Each entry below is to be transcribed exactly.

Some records
___

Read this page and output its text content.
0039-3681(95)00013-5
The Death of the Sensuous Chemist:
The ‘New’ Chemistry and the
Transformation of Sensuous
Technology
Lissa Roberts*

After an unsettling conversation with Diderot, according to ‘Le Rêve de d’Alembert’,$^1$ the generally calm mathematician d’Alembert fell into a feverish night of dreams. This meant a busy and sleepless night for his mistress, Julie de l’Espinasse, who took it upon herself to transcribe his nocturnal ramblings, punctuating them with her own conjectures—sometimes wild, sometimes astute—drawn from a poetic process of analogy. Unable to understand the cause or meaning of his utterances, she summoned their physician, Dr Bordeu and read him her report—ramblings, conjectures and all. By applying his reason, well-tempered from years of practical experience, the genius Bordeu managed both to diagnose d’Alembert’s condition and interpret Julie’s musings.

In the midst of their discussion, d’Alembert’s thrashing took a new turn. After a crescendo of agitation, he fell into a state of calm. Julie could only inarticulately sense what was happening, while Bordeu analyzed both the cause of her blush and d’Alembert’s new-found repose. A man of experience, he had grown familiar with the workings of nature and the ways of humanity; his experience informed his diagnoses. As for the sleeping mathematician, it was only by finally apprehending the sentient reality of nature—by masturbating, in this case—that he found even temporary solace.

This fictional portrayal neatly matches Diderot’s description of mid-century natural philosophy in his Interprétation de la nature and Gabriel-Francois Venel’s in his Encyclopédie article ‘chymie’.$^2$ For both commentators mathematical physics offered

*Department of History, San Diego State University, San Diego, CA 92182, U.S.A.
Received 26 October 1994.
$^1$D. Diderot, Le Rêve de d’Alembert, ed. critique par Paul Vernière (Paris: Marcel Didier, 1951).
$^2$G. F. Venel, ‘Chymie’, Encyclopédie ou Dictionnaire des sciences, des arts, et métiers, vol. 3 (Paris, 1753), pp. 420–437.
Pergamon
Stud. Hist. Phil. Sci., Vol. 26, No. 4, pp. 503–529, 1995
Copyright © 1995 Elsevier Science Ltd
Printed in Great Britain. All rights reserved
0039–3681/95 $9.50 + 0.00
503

___

▶ Written response:
Read this page and output its text content.
0039-3681(95)00013-5
The Death of the Sensuous Chemist:
The ‘New’ Chemistry and the
Transformation of Sensuous
Technology
Lissa Roberts*

After an unsettling conversation with Diderot, according to ‘Le Rêve de d’Alembert’,$^1$ the generally calm mathematician d’Alembert fell into a feverish night of dreams. This meant a busy and sleepless night for his mistress, Julie de l’Espinasse, who took it upon herself to transcribe his nocturnal ramblings, punctuating them with her own conjectures—sometimes wild, sometimes astute—drawn from a poetic process of analogy. Unable to understand the cause or meaning of his utterances, she summoned their physician, Dr Bordeu and read him her report—ramblings, conjectures and all. By applying his reason, well-tempered from years of practical experience, the genius Bordeu managed both to diagnose d’Alembert’s condition and interpret Julie’s musings.

In the midst of their discussion, d’Alembert’s thrashing took a new turn. After a crescendo of agitation, he fell into a state of calm. Julie could only inarticulately sense what was happening, while Bordeu analyzed both the cause of her blush and d’Alembert’s new-found repose. A man of experience, he had grown familiar with the workings of nature and the ways of humanity; his experience informed his diagnoses. As for the sleeping mathematician, it was only by finally apprehending the sentient reality of nature—by masturbating, in this case—that he found even temporary solace.

This fictional portrayal neatly matches Diderot’s description of mid-century natural philosophy in his Interprétation de la nature and Gabriel-Francois Venel’s in his Encyclopédie article ‘chymie’.$^2$ For both commentators mathematical physics offered

*Department of History, San Diego State University, San Diego, CA 92182, U.S.A.
Received 26 October 1994.
$^1$D. Diderot, Le Rêve de d’Alembert, ed. critique par Paul Vernière (Paris: Marcel Didier, 1951).
$^2$G. F. Venel, ‘Chymie’, Encyclopédie ou Dictionnaire des sciences, des arts, et métiers, vol. 3 (Paris, 1753), pp. 420–437.
Pergamon
Stud. Hist. Phil. Sci., Vol. 26, No. 4, pp. 503–529, 1995
Copyright © 1995 Elsevier Science Ltd
Printed in Great Britain. All rights reserved
0039–3681/95 $9.50 + 0.00
503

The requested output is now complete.